Records from a data collection
■ ■ ■ ■

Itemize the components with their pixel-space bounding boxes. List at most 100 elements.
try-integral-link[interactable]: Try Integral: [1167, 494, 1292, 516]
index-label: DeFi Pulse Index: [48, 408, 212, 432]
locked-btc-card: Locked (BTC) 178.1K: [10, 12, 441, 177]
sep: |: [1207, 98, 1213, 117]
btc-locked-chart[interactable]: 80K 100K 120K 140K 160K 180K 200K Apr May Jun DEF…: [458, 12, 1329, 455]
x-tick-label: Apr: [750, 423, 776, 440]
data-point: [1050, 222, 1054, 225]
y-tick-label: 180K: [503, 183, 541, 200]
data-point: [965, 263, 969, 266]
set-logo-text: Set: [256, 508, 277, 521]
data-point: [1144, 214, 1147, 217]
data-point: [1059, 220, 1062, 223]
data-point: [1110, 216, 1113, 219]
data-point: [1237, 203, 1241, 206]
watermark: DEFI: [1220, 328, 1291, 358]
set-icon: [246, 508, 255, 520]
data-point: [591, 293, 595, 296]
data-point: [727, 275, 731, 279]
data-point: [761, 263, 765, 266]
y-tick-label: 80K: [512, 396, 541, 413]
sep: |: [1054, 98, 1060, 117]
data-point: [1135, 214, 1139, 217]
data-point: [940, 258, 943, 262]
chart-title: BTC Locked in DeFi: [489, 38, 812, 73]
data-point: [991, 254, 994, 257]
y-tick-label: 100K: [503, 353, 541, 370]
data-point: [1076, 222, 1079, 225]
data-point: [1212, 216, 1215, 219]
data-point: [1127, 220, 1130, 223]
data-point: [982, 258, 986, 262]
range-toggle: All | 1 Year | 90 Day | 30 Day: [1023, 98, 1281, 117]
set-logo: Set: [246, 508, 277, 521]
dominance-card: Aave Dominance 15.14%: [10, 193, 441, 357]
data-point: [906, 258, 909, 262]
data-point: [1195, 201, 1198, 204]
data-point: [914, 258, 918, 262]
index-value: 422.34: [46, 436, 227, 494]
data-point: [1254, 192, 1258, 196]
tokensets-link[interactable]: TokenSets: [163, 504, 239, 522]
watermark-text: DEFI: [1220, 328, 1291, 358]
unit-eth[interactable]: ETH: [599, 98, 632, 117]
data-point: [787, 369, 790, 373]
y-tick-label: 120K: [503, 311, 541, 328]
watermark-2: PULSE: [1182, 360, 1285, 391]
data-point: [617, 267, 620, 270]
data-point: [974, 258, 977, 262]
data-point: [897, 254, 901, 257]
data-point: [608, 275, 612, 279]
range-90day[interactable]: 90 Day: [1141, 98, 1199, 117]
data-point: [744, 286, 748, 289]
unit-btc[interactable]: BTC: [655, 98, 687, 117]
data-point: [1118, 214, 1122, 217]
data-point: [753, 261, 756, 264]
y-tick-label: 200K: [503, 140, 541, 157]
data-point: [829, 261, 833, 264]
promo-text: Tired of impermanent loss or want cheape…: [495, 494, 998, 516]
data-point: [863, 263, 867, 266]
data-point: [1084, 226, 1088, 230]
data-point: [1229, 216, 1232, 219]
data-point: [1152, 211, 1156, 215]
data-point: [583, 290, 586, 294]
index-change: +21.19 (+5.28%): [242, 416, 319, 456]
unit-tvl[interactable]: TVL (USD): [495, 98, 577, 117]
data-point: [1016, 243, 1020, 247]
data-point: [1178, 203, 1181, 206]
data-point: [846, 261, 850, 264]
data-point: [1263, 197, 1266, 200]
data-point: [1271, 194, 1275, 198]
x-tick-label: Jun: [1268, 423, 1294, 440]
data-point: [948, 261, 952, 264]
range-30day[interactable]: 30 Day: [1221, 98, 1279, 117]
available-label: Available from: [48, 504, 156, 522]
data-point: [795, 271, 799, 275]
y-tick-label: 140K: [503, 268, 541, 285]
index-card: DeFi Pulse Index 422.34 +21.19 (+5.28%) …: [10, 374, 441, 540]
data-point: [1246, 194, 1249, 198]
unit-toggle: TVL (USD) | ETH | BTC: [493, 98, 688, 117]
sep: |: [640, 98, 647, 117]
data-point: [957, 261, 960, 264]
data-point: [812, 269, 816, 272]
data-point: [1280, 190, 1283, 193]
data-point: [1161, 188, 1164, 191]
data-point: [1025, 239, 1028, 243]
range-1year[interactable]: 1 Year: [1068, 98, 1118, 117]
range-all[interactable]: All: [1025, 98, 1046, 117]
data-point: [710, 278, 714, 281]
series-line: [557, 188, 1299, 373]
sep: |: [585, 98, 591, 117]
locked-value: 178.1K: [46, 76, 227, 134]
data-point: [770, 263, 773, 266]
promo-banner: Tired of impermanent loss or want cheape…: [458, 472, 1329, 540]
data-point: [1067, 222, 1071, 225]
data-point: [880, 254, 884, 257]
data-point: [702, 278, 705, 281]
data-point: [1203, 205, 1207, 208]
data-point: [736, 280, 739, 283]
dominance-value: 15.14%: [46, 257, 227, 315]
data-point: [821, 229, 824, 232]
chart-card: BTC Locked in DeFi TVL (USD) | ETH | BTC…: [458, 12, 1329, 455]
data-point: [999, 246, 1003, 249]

■ ■ ■ ■

INSTRUCTION
Rewrite the entries with every "data-point" renamed to "plot-marker" and everything else left unchanged.

ANSWER TO THIS TASK
Itemize the components with their pixel-space bounding boxes. List at most 100 elements.
try-integral-link[interactable]: Try Integral: [1167, 494, 1292, 516]
index-label: DeFi Pulse Index: [48, 408, 212, 432]
locked-btc-card: Locked (BTC) 178.1K: [10, 12, 441, 177]
sep: |: [1207, 98, 1213, 117]
btc-locked-chart[interactable]: 80K 100K 120K 140K 160K 180K 200K Apr May Jun DEF…: [458, 12, 1329, 455]
x-tick-label: Apr: [750, 423, 776, 440]
plot-marker: [1050, 222, 1054, 225]
y-tick-label: 180K: [503, 183, 541, 200]
plot-marker: [965, 263, 969, 266]
set-logo-text: Set: [256, 508, 277, 521]
plot-marker: [1144, 214, 1147, 217]
plot-marker: [1059, 220, 1062, 223]
plot-marker: [1110, 216, 1113, 219]
plot-marker: [1237, 203, 1241, 206]
watermark: DEFI: [1220, 328, 1291, 358]
set-icon: [246, 508, 255, 520]
plot-marker: [591, 293, 595, 296]
plot-marker: [727, 275, 731, 279]
plot-marker: [761, 263, 765, 266]
y-tick-label: 80K: [512, 396, 541, 413]
sep: |: [1054, 98, 1060, 117]
plot-marker: [1135, 214, 1139, 217]
plot-marker: [940, 258, 943, 262]
chart-title: BTC Locked in DeFi: [489, 38, 812, 73]
plot-marker: [991, 254, 994, 257]
y-tick-label: 100K: [503, 353, 541, 370]
plot-marker: [1076, 222, 1079, 225]
plot-marker: [1212, 216, 1215, 219]
plot-marker: [1127, 220, 1130, 223]
plot-marker: [982, 258, 986, 262]
range-toggle: All | 1 Year | 90 Day | 30 Day: [1023, 98, 1281, 117]
set-logo: Set: [246, 508, 277, 521]
dominance-card: Aave Dominance 15.14%: [10, 193, 441, 357]
plot-marker: [906, 258, 909, 262]
plot-marker: [1195, 201, 1198, 204]
plot-marker: [914, 258, 918, 262]
index-value: 422.34: [46, 436, 227, 494]
plot-marker: [1254, 192, 1258, 196]
tokensets-link[interactable]: TokenSets: [163, 504, 239, 522]
watermark-text: DEFI: [1220, 328, 1291, 358]
unit-eth[interactable]: ETH: [599, 98, 632, 117]
plot-marker: [787, 369, 790, 373]
y-tick-label: 120K: [503, 311, 541, 328]
watermark-2: PULSE: [1182, 360, 1285, 391]
plot-marker: [617, 267, 620, 270]
plot-marker: [974, 258, 977, 262]
plot-marker: [897, 254, 901, 257]
plot-marker: [608, 275, 612, 279]
range-90day[interactable]: 90 Day: [1141, 98, 1199, 117]
plot-marker: [744, 286, 748, 289]
unit-btc[interactable]: BTC: [655, 98, 687, 117]
plot-marker: [1118, 214, 1122, 217]
plot-marker: [753, 261, 756, 264]
y-tick-label: 200K: [503, 140, 541, 157]
plot-marker: [829, 261, 833, 264]
promo-text: Tired of impermanent loss or want cheape…: [495, 494, 998, 516]
plot-marker: [863, 263, 867, 266]
plot-marker: [1084, 226, 1088, 230]
plot-marker: [1229, 216, 1232, 219]
plot-marker: [1152, 211, 1156, 215]
plot-marker: [583, 290, 586, 294]
index-change: +21.19 (+5.28%): [242, 416, 319, 456]
unit-tvl[interactable]: TVL (USD): [495, 98, 577, 117]
plot-marker: [1016, 243, 1020, 247]
plot-marker: [1178, 203, 1181, 206]
plot-marker: [846, 261, 850, 264]
plot-marker: [1263, 197, 1266, 200]
plot-marker: [1271, 194, 1275, 198]
x-tick-label: Jun: [1268, 423, 1294, 440]
plot-marker: [948, 261, 952, 264]
range-30day[interactable]: 30 Day: [1221, 98, 1279, 117]
available-label: Available from: [48, 504, 156, 522]
plot-marker: [795, 271, 799, 275]
y-tick-label: 140K: [503, 268, 541, 285]
index-card: DeFi Pulse Index 422.34 +21.19 (+5.28%) …: [10, 374, 441, 540]
plot-marker: [1246, 194, 1249, 198]
unit-toggle: TVL (USD) | ETH | BTC: [493, 98, 688, 117]
sep: |: [640, 98, 647, 117]
plot-marker: [957, 261, 960, 264]
plot-marker: [812, 269, 816, 272]
plot-marker: [1280, 190, 1283, 193]
plot-marker: [1161, 188, 1164, 191]
plot-marker: [1025, 239, 1028, 243]
range-1year[interactable]: 1 Year: [1068, 98, 1118, 117]
range-all[interactable]: All: [1025, 98, 1046, 117]
plot-marker: [710, 278, 714, 281]
series-line: [557, 188, 1299, 373]
sep: |: [585, 98, 591, 117]
locked-value: 178.1K: [46, 76, 227, 134]
plot-marker: [770, 263, 773, 266]
promo-banner: Tired of impermanent loss or want cheape…: [458, 472, 1329, 540]
plot-marker: [1067, 222, 1071, 225]
plot-marker: [880, 254, 884, 257]
plot-marker: [702, 278, 705, 281]
plot-marker: [1203, 205, 1207, 208]
plot-marker: [736, 280, 739, 283]
dominance-value: 15.14%: [46, 257, 227, 315]
plot-marker: [821, 229, 824, 232]
chart-card: BTC Locked in DeFi TVL (USD) | ETH | BTC…: [458, 12, 1329, 455]
plot-marker: [999, 246, 1003, 249]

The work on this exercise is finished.